Data provided:
[Start]

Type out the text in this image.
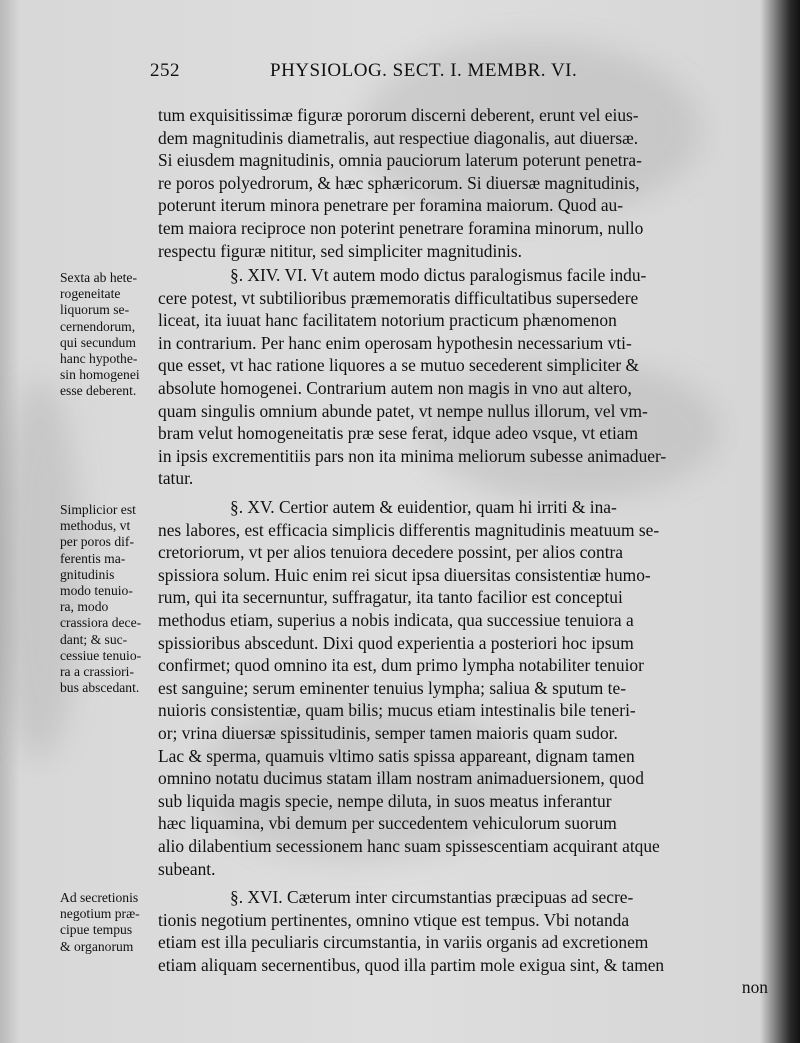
252	PHYSIOLOG. SECT. I. MEMBR. VI.
tum exquisitissimæ figuræ pororum discerni deberent, erunt vel eius-
dem magnitudinis diametralis, aut respectiue diagonalis, aut diuersæ.
Si eiusdem magnitudinis, omnia pauciorum laterum poterunt penetra-
re poros polyedrorum, & hæc sphæricorum. Si diuersæ magnitudinis,
poterunt iterum minora penetrare per foramina maiorum. Quod au-
tem maiora reciproce non poterint penetrare foramina minorum, nullo
respectu figuræ nititur, sed simpliciter magnitudinis.
Sexta ab hete-
rogeneitate
liquorum se-
cernendorum,
qui secundum
hanc hypothe-
sin homogenei
esse deberent.
§. XIV. VI. Vt autem modo dictus paralogismus facile indu-
cere potest, vt subtilioribus præmemoratis difficultatibus supersedere
liceat, ita iuuat hanc facilitatem notorium practicum phænomenon
in contrarium. Per hanc enim operosam hypothesin necessarium vti-
que esset, vt hac ratione liquores a se mutuo secederent simpliciter &
absolute homogenei. Contrarium autem non magis in vno aut altero,
quam singulis omnium abunde patet, vt nempe nullus illorum, vel vm-
bram velut homogeneitatis præ sese ferat, idque adeo vsque, vt etiam
in ipsis excrementitiis pars non ita minima meliorum subesse animaduer-
tatur.
Simplicior est
methodus, vt
per poros dif-
ferentis ma-
gnitudinis
modo tenuio-
ra, modo
crassiora dece-
dant; & suc-
cessiue tenuio-
ra a crassiori-
bus abscedant.
§. XV. Certior autem & euidentior, quam hi irriti & ina-
nes labores, est efficacia simplicis differentis magnitudinis meatuum se-
cretoriorum, vt per alios tenuiora decedere possint, per alios contra
spissiora solum. Huic enim rei sicut ipsa diuersitas consistentiæ humo-
rum, qui ita secernuntur, suffragatur, ita tanto facilior est conceptui
methodus etiam, superius a nobis indicata, qua successiue tenuiora a
spissioribus abscedunt. Dixi quod experientia a posteriori hoc ipsum
confirmet; quod omnino ita est, dum primo lympha notabiliter tenuior
est sanguine; serum eminenter tenuius lympha; saliua & sputum te-
nuioris consistentiæ, quam bilis; mucus etiam intestinalis bile teneri-
or; vrina diuersæ spissitudinis, semper tamen maioris quam sudor.
Lac & sperma, quamuis vltimo satis spissa appareant, dignam tamen
omnino notatu ducimus statam illam nostram animaduersionem, quod
sub liquida magis specie, nempe diluta, in suos meatus inferantur
hæc liquamina, vbi demum per succedentem vehiculorum suorum
alio dilabentium secessionem hanc suam spissescentiam acquirant atque
subeant.
Ad secretionis
negotium præ-
cipue tempus
& organorum
§. XVI. Cæterum inter circumstantias præcipuas ad secre-
tionis negotium pertinentes, omnino vtique est tempus. Vbi notanda
etiam est illa peculiaris circumstantia, in variis organis ad excretionem
etiam aliquam secernentibus, quod illa partim mole exigua sint, & tamen
non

[End]

Directions: From the listing above, pick out each line where the word "methodus" appears.

The solution:
methodus, vt
methodus etiam, superius a nobis indicata, qua successiue tenuiora a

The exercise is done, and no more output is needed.